◆ **Set problem**
List each line of the data that holds the string "przykładowe", please.

◆ **Record list**
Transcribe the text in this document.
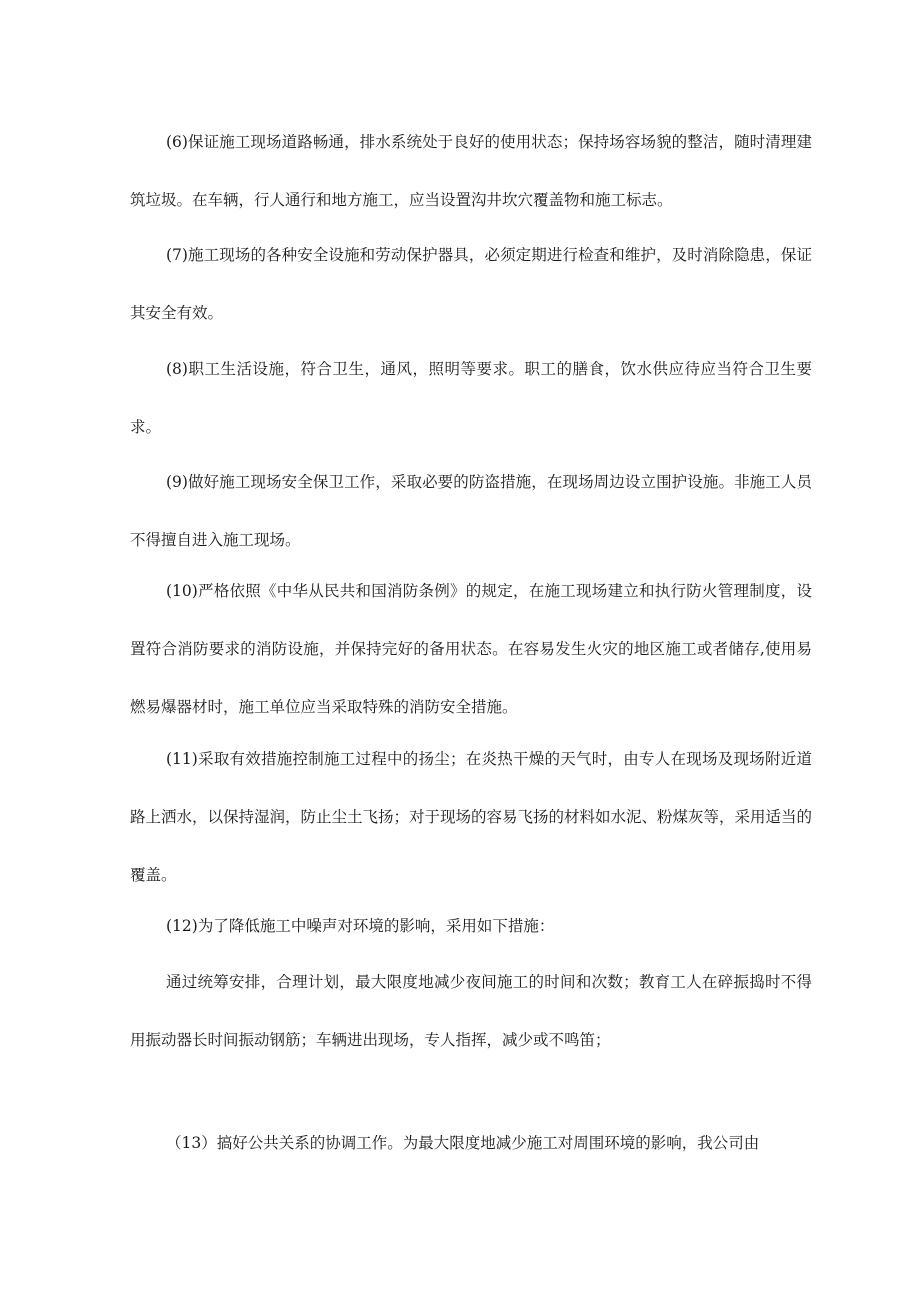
(6)保证施工现场道路畅通，排水系统处于良好的使用状态；保持场容场貌的整洁，随时清理建筑垃圾。在车辆，行人通行和地方施工，应当设置沟井坎穴覆盖物和施工标志。

(7)施工现场的各种安全设施和劳动保护器具，必须定期进行检查和维护，及时消除隐患，保证其安全有效。

(8)职工生活设施，符合卫生，通风，照明等要求。职工的膳食，饮水供应待应当符合卫生要求。

(9)做好施工现场安全保卫工作，采取必要的防盗措施，在现场周边设立围护设施。非施工人员不得擅自进入施工现场。

(10)严格依照《中华从民共和国消防条例》的规定，在施工现场建立和执行防火管理制度，设置符合消防要求的消防设施，并保持完好的备用状态。在容易发生火灾的地区施工或者储存,使用易燃易爆器材时，施工单位应当采取特殊的消防安全措施。

(11)采取有效措施控制施工过程中的扬尘；在炎热干燥的天气时，由专人在现场及现场附近道路上洒水，以保持湿润，防止尘土飞扬；对于现场的容易飞扬的材料如水泥、粉煤灰等，采用适当的覆盖。

(12)为了降低施工中噪声对环境的影响，采用如下措施：

通过统筹安排，合理计划，最大限度地减少夜间施工的时间和次数；教育工人在碎振捣时不得用振动器长时间振动钢筋；车辆进出现场，专人指挥，减少或不鸣笛；

（13）搞好公共关系的协调工作。为最大限度地减少施工对周围环境的影响，我公司由
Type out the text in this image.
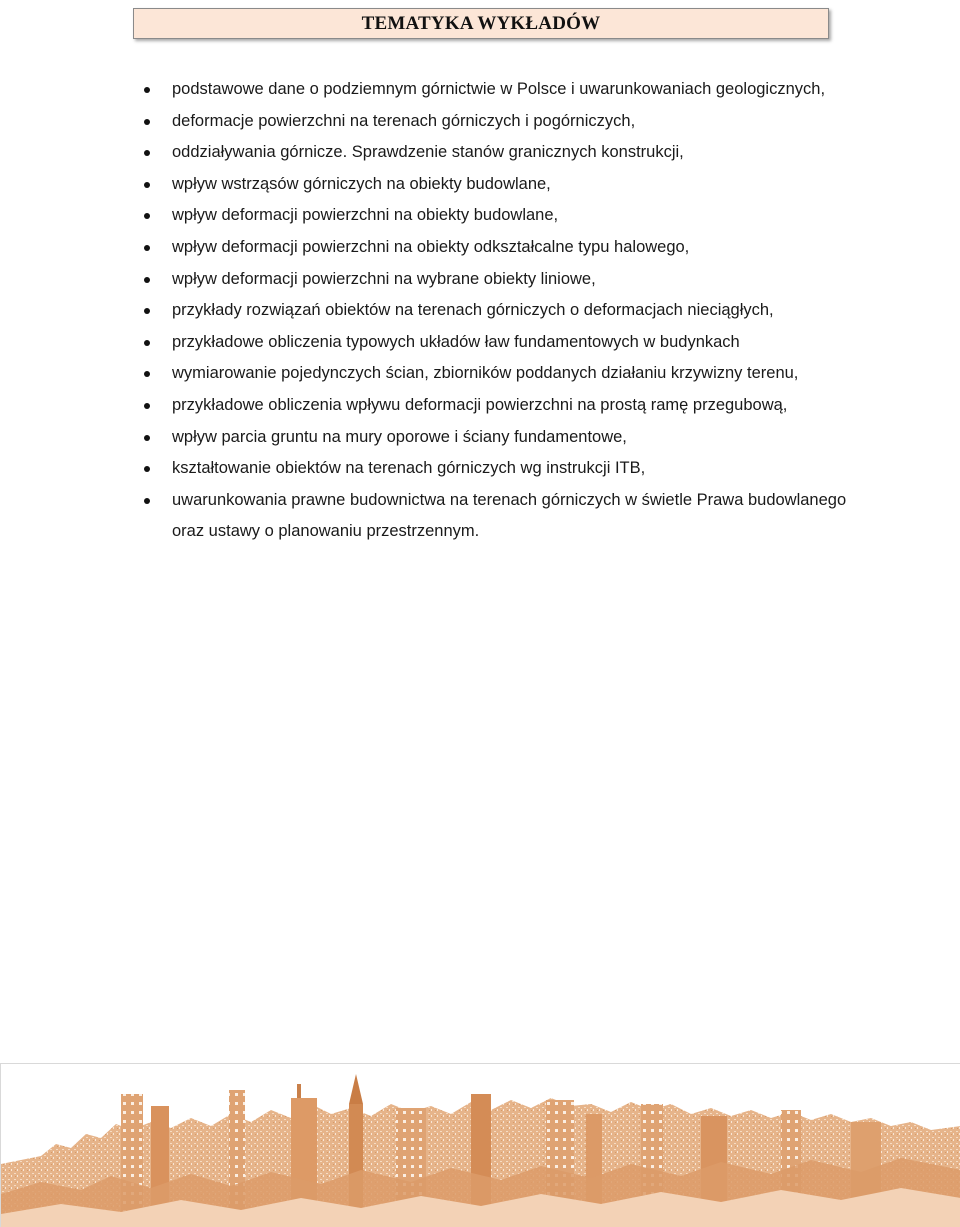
TEMATYKA WYKŁADÓW
podstawowe dane o podziemnym górnictwie w Polsce i uwarunkowaniach geologicznych,
deformacje powierzchni na terenach górniczych i pogórniczych,
oddziaływania górnicze. Sprawdzenie stanów granicznych konstrukcji,
wpływ wstrząsów górniczych na obiekty budowlane,
wpływ deformacji powierzchni na obiekty budowlane,
wpływ deformacji powierzchni na obiekty odkształcalne typu halowego,
wpływ deformacji powierzchni na wybrane obiekty liniowe,
przykłady rozwiązań obiektów na terenach górniczych o deformacjach nieciągłych,
przykładowe obliczenia typowych układów ław fundamentowych w budynkach
wymiarowanie pojedynczych ścian, zbiorników poddanych działaniu krzywizny terenu,
przykładowe obliczenia wpływu deformacji powierzchni na prostą ramę przegubową,
wpływ parcia gruntu na mury oporowe i ściany fundamentowe,
kształtowanie obiektów na terenach górniczych wg instrukcji ITB,
uwarunkowania prawne budownictwa na terenach górniczych w świetle Prawa budowlanego oraz ustawy o planowaniu przestrzennym.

◆ **Answer to this problem**
przykładowe obliczenia typowych układów ław fundamentowych w budynkach
przykładowe obliczenia wpływu deformacji powierzchni na prostą ramę przegubową,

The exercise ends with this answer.